--- WORK TO DO ---
State the number of lines in these records holding "tattoo". Say nothing more.

--- EXERCISE INPUTS ---
* START *

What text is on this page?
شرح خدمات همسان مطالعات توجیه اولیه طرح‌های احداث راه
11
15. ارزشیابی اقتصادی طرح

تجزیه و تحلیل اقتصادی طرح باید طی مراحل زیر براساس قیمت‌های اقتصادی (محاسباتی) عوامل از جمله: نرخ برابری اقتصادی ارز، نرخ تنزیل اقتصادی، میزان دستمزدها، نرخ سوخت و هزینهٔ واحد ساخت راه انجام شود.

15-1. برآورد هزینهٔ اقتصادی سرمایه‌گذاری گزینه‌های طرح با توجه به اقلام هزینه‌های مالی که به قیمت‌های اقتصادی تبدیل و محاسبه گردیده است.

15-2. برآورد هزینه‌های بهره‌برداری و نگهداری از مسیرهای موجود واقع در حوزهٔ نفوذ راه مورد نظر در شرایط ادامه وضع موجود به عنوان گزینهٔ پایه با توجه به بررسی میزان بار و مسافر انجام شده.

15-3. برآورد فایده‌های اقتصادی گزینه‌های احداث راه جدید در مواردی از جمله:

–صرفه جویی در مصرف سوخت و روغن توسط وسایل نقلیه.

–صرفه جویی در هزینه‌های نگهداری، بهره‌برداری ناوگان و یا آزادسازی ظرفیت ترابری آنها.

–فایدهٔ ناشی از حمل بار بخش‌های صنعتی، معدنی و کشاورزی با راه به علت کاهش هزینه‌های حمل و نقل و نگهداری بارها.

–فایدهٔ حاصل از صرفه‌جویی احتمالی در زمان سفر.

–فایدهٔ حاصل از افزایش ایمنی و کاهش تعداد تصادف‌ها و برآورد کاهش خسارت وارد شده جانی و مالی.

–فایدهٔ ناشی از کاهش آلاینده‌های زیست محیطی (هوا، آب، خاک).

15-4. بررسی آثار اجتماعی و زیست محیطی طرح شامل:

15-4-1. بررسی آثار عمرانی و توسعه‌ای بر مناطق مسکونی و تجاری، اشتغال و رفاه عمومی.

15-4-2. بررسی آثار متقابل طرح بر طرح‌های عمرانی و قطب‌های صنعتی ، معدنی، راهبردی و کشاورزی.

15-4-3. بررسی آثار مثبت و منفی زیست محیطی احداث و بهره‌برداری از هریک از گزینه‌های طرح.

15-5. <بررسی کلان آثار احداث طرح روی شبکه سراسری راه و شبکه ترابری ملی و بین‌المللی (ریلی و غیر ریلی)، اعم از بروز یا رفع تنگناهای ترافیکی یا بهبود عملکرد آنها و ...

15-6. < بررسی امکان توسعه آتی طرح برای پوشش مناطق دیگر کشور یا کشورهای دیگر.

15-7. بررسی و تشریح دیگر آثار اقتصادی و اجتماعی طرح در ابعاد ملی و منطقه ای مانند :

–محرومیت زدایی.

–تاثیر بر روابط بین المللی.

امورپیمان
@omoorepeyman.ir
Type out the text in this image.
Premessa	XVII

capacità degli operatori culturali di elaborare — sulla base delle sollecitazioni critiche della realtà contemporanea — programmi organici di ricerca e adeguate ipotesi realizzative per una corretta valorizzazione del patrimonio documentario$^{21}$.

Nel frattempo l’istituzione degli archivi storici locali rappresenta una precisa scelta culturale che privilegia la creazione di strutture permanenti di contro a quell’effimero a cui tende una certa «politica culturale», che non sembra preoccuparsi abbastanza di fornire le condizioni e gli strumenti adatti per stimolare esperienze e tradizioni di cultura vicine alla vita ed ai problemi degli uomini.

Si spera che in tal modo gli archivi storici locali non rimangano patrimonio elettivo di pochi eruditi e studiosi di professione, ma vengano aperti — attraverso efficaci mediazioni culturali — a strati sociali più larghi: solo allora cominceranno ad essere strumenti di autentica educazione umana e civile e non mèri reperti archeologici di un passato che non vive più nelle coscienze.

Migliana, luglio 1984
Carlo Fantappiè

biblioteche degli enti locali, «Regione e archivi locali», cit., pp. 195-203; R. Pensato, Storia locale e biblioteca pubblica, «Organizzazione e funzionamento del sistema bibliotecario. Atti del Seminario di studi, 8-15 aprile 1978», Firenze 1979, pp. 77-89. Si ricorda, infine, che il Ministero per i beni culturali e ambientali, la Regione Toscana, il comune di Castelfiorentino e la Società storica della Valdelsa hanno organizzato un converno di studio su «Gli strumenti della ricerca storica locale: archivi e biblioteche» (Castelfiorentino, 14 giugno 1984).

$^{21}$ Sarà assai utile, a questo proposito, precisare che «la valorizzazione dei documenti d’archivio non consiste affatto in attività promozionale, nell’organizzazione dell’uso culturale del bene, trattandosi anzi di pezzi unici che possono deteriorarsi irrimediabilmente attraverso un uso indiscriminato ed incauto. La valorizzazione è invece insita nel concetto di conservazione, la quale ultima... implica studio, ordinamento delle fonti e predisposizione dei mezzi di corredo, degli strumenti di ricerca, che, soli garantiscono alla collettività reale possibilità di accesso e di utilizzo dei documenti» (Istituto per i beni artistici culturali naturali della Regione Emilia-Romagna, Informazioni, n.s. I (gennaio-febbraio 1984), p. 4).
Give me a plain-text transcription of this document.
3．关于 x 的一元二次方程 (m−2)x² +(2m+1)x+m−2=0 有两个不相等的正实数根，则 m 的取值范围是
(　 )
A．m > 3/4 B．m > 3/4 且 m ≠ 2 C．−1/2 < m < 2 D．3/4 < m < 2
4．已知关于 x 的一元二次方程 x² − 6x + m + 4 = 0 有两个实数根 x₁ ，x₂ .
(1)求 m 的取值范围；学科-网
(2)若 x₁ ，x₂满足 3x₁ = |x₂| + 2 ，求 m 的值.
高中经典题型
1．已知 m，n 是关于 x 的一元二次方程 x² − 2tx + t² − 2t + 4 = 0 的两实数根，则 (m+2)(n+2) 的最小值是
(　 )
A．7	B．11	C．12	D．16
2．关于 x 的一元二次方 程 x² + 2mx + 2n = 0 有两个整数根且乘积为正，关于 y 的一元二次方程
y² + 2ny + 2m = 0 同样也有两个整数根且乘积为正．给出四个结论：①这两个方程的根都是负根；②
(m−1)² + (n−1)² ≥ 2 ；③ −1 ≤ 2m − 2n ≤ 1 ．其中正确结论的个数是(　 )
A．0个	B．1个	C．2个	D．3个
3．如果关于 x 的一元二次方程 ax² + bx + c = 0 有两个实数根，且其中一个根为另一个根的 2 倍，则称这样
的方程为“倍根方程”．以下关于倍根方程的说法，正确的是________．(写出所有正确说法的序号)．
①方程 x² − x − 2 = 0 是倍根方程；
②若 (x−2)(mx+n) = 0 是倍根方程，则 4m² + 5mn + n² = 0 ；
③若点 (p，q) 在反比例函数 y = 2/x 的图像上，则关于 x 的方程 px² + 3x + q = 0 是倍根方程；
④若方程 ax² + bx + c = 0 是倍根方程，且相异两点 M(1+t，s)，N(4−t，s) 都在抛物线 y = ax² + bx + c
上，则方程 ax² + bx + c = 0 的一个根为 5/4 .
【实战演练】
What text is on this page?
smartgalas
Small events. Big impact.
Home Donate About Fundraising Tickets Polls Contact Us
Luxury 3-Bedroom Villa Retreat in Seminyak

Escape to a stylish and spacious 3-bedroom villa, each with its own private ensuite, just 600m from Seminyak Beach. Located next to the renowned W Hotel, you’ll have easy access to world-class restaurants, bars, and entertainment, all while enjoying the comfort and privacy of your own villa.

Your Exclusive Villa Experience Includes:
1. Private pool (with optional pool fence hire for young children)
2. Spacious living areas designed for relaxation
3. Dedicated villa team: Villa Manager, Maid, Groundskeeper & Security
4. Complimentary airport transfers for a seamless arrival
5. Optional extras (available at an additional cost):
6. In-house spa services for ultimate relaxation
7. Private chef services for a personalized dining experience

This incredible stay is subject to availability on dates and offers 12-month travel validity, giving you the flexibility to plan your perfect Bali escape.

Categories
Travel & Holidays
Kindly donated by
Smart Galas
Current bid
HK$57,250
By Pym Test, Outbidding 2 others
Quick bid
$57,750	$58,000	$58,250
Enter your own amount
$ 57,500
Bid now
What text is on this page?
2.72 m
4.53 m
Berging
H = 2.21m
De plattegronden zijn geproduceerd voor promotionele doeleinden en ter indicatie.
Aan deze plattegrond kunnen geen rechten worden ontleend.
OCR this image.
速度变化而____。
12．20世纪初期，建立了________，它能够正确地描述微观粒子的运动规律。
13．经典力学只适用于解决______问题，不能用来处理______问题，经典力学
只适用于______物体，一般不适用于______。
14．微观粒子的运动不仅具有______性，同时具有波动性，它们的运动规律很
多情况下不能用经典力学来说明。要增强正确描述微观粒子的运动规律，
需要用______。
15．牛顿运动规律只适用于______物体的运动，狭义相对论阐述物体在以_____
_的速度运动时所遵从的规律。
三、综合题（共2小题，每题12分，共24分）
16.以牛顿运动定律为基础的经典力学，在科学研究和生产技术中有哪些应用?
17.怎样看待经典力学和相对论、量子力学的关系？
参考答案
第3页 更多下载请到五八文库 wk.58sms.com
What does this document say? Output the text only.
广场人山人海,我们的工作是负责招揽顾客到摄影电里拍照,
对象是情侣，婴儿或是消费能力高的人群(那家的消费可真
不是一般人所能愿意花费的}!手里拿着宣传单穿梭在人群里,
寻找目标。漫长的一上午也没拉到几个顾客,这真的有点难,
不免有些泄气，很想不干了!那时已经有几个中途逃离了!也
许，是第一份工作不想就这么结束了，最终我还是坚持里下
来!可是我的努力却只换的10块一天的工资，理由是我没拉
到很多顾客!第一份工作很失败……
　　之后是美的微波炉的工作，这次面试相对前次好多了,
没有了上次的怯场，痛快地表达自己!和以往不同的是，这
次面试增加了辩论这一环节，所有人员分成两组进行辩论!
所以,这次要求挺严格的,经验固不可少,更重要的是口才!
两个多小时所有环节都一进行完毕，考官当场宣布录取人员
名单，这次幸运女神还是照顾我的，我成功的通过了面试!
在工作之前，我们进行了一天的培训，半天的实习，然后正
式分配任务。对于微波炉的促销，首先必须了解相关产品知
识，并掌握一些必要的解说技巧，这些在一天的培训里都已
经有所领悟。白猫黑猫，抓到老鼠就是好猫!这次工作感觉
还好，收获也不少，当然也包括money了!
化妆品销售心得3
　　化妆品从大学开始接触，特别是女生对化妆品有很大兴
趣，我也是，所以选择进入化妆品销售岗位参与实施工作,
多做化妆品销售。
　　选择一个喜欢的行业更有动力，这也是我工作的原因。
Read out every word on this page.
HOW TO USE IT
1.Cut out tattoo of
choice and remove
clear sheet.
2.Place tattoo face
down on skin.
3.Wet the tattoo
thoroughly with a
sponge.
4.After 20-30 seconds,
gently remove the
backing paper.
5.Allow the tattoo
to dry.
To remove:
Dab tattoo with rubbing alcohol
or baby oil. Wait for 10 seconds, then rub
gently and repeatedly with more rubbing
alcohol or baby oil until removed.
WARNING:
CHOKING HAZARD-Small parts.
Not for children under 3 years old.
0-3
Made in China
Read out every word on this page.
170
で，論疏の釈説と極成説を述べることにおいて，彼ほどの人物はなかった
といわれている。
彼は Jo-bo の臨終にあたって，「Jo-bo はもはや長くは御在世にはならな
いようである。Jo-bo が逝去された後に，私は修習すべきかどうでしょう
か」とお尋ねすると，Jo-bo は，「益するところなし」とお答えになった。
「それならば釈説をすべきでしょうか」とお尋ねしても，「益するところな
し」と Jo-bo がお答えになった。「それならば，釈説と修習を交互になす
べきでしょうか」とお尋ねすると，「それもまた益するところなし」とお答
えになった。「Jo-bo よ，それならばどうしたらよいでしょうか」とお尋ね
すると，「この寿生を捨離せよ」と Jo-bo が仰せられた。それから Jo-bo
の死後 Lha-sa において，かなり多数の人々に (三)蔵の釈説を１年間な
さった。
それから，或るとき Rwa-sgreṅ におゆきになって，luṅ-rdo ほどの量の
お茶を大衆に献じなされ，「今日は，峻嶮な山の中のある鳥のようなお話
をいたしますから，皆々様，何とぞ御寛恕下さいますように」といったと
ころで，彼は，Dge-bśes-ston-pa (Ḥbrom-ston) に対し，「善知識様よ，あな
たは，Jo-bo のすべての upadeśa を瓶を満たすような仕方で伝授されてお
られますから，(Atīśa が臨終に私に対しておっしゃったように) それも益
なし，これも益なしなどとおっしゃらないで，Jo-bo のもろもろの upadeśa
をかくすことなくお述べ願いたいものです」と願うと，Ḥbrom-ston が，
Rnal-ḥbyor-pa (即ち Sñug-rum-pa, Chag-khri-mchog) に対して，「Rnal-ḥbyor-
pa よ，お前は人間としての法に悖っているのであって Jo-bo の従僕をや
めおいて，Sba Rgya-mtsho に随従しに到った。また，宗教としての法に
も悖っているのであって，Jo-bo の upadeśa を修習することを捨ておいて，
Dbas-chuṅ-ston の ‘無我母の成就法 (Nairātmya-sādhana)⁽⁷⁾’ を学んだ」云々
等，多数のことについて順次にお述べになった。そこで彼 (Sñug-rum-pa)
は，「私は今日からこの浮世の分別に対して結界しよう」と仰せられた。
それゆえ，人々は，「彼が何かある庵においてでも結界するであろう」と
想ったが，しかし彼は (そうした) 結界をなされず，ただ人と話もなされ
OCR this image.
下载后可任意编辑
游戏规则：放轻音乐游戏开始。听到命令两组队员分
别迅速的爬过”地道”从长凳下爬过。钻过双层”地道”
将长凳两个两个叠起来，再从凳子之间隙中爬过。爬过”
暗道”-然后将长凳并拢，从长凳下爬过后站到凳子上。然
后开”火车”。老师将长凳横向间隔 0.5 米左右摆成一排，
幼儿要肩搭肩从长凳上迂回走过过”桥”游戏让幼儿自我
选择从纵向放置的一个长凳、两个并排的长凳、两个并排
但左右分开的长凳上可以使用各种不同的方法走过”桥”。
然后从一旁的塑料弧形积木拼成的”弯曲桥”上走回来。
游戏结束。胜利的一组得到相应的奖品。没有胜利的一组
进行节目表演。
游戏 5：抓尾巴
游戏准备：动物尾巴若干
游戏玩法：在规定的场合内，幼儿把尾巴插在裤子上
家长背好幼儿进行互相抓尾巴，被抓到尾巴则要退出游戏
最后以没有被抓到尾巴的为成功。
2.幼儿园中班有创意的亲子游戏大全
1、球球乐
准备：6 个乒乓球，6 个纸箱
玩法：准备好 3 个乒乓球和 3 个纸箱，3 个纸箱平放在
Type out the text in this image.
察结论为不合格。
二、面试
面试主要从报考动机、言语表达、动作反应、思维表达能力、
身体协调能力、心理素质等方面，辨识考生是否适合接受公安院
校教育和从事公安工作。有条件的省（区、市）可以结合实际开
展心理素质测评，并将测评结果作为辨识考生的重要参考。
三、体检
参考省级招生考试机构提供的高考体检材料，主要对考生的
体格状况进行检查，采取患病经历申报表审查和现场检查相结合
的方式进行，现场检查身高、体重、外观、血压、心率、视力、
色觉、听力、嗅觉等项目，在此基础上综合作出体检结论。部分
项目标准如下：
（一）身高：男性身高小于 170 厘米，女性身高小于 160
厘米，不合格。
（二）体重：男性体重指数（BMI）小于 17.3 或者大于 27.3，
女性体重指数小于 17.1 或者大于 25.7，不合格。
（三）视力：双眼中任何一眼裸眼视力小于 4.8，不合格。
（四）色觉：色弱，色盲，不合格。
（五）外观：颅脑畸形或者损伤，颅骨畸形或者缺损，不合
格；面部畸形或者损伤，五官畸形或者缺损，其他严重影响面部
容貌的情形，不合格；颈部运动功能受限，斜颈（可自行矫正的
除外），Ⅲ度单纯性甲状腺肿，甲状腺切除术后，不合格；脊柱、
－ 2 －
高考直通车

* END *

--- RESPONSE TO THIS EXERCISE ---
5